This is pretty straight forward and is the gist of the Protons thread. The extension of this is that, under high substrate availability, H2O2 from this process stops insulin facilitated caloric ingress to the cell.
Another major site of ROS generation in the ETC is complex III. Dave Speijer would hold that this is also triggered, like RET, by a deeply reduced CoQ couple. This is why.
So here is a stripped out version of the above doodle:
The problem here is that it's not that simple. Complex III does rather odd things with its two electrons. Electron bifurcation is a standard enzymic technique perfected very early on by proto-biology and it is exactly what happens here. One electron travels to cytochrome C (which only ever carries one electron at a time) and then on to complex IV and O2. The other does not:
The second electron is transferred backwards to another CoQ molecule and so partially reduces it to QH*, the radical semiquinone.
So (oxidised) Q is a necessary electron acceptor for complex III. Under high substrate availability and with most of the CoQ couple present as QH2 there will be very little Q available.
With one electron securely on cytochrome C, with any delay in the availability of Q, the second electron can be left sitting on one of the two haem groups along its route, easily available for donation to O2 to give superoxide, so adding its ROS signal to that of complex I. Both indicate that enough substrate is present and it is time to limit insulin signalling, to limit caloric ingress.
Nothing, absolutely nothing, about the construction of the ETC is random.
The general principle that a highly reduced CoQ couple is a signal to halt caloric ingress in to the cell applies to complex III just as much as to complex I.
When you want to resist insulin, you really want to resist insulin. Superoxide is then your friend.
If you fail to limit caloric ingress then eventually ROS from complex III are ideally placed to break the cardiolipins which anchor the water soluble cytochrome C to the inner mitochondrial membrane. Destroy these anchors and the ROS signal changes from"resist insulin" (good) to "perform apoptosis" (possibly not quite so good)...

> [Task list]:
1. Answer these questions about the passage on ROS generation at complex III:
(a) After reaching cytochrome C, where does the first electron from complex III go?
(b) What does the second electron partially reduce another CoQ molecule to?
(c) What structures do ROS from complex III break if caloric ingress is not limited?
2. Write the next part of the passage on ROS generation at complex III, continuing from its final sentence.
The records that follow were taken from a separate source.

[Document structure recognition data]
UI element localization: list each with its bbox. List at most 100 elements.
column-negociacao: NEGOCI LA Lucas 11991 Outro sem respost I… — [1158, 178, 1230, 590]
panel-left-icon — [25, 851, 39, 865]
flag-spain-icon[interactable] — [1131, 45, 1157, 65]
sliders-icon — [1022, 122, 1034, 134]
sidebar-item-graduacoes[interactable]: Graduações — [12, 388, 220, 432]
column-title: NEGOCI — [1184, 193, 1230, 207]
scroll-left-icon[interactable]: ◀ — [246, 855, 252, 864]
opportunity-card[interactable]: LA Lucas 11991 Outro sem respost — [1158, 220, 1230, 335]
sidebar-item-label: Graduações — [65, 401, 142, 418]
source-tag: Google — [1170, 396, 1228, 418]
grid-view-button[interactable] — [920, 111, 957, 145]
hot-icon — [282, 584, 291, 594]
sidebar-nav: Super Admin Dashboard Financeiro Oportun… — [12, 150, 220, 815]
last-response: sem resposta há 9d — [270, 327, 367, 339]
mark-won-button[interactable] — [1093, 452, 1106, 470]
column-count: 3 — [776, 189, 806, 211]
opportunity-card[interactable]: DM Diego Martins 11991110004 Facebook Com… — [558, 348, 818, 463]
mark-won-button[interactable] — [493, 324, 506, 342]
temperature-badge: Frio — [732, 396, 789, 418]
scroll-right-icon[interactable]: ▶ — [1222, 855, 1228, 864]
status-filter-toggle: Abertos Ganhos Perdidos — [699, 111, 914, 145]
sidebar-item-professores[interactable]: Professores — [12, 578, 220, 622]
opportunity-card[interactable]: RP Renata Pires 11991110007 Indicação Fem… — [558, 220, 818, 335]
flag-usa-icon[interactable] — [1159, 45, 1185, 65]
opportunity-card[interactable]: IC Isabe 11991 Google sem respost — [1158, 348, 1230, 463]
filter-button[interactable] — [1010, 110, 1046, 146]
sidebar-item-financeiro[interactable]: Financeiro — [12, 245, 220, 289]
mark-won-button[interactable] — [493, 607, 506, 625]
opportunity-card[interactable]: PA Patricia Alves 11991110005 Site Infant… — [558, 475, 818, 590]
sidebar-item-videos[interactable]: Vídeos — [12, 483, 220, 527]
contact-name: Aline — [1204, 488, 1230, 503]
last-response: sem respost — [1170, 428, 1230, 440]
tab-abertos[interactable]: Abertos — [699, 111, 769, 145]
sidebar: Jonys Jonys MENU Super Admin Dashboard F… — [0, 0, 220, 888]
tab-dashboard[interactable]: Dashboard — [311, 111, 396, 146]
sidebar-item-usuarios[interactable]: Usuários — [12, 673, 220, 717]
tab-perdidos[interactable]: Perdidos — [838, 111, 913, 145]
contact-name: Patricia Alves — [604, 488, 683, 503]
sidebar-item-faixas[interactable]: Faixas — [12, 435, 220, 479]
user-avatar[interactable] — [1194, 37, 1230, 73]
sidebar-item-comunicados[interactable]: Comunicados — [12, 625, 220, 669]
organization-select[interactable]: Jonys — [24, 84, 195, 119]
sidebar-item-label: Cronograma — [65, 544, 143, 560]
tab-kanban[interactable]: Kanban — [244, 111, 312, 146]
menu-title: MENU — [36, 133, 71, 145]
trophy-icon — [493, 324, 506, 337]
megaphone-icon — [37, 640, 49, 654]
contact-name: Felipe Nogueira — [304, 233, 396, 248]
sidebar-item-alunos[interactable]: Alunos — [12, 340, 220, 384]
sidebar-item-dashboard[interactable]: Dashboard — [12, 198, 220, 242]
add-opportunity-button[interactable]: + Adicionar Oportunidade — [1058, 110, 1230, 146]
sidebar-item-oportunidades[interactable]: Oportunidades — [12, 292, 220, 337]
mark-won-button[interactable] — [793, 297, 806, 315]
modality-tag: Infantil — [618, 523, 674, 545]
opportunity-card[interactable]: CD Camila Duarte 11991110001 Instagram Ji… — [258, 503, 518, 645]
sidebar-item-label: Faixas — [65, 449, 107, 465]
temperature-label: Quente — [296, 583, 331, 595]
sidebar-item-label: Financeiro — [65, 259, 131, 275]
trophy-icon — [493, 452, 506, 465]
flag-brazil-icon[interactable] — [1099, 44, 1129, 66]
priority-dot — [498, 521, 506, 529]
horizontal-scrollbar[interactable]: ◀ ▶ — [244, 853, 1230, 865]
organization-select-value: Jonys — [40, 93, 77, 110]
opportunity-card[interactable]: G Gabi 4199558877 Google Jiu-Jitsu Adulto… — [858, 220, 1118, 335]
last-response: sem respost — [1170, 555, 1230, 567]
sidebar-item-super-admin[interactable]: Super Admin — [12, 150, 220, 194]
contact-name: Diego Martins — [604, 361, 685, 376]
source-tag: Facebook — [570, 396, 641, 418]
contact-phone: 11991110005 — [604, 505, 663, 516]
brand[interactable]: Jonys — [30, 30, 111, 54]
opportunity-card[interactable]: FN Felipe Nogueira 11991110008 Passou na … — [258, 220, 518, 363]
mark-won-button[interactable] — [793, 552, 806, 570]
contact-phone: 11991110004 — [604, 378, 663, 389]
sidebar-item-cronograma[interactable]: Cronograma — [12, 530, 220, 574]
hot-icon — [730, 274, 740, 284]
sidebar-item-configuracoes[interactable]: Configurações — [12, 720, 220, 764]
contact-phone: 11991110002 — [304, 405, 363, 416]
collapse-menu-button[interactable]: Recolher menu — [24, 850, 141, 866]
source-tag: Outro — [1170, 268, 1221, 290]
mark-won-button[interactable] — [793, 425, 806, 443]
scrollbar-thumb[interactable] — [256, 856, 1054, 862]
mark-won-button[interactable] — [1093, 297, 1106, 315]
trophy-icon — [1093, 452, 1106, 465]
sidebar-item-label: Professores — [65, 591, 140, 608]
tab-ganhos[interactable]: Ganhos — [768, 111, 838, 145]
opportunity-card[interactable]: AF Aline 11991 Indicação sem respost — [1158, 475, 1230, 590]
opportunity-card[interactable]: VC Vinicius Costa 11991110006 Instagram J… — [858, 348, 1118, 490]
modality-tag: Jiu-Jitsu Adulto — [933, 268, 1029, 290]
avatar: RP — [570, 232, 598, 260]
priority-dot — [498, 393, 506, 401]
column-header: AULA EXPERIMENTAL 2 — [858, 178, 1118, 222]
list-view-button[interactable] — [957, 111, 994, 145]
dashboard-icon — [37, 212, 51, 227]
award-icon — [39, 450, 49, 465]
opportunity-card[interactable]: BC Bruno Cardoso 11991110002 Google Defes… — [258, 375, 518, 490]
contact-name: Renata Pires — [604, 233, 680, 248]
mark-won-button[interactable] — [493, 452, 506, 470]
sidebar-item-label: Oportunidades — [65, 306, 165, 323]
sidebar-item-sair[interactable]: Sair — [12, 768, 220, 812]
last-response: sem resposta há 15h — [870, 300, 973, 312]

> [Answers for each item]:
1.
(a) It goes on to complex IV and O2.
(b) QH*, the radical semiquinone.
(c) The cardiolipins that anchor the water-soluble cytochrome C to the inner mitochondrial membrane.

2.
And of course ROS in excess of physiological signalling are going to activate all sorts of inflammatory pathways.
Aside: The process of ROS generation is probably limited by pairing of complex IIIs (complex III is always a dimer in-vivo) for cooperation to use one Q to accept an electron from each of the pair. This should limit ROS generation as one Q will be available to two complex IIIs, twice that avaiable if they were each working alone. Nothing is random. End aside.
Altavista put up an excellent link to an article describing an AI algorithm capable of mining pubmed abstracts and coming up with gold. The exact opposite of modern meta-analysis (repeat after me: the meta-analysis of dross is dross). And the AI algorithm could use old data to predict recent discoveries! Sadly, the university I graduated from is currently teaching final year vet students that any publication over five years old is unimportant/can be ignored. The end of science. Alt was prompted to share his gem following this link put up by Hap:
C‐reactive protein promotes atherosclerosis by increasing LDL transcytosis across endothelial cells
Which is worth thinking about (and ignoring). Unless anyone thinks that LDL transcytosis across human umbilical vein derived endothelial cells (HUVECs) in culture resembles the process of arteriosclerosis, I think we can safely ignore this aspect of the modelling in the paper. Just ask yourself how severe is venous arteriosclerosis, with or without C-reactive protein. And the cells in the model die if you expose them to anything greater than 35mg/ld LDLc! But it brings up the apoE-/- mouse, a truly fascinating subject.
The apoE-/- mouse is also a model. They develop hyperlipidaemia and rapidly progressive "arteriosclerosis". Obviously, the apoE-/- lipid particles, which lack their apoE attachment protein, work their way (using active transcytosis of course) through the endothelium of blood vessels and cause cholesterol to accumulate in the subendothelial space and... Well. It's a pretty neat evolutionary dead end, if you believe it.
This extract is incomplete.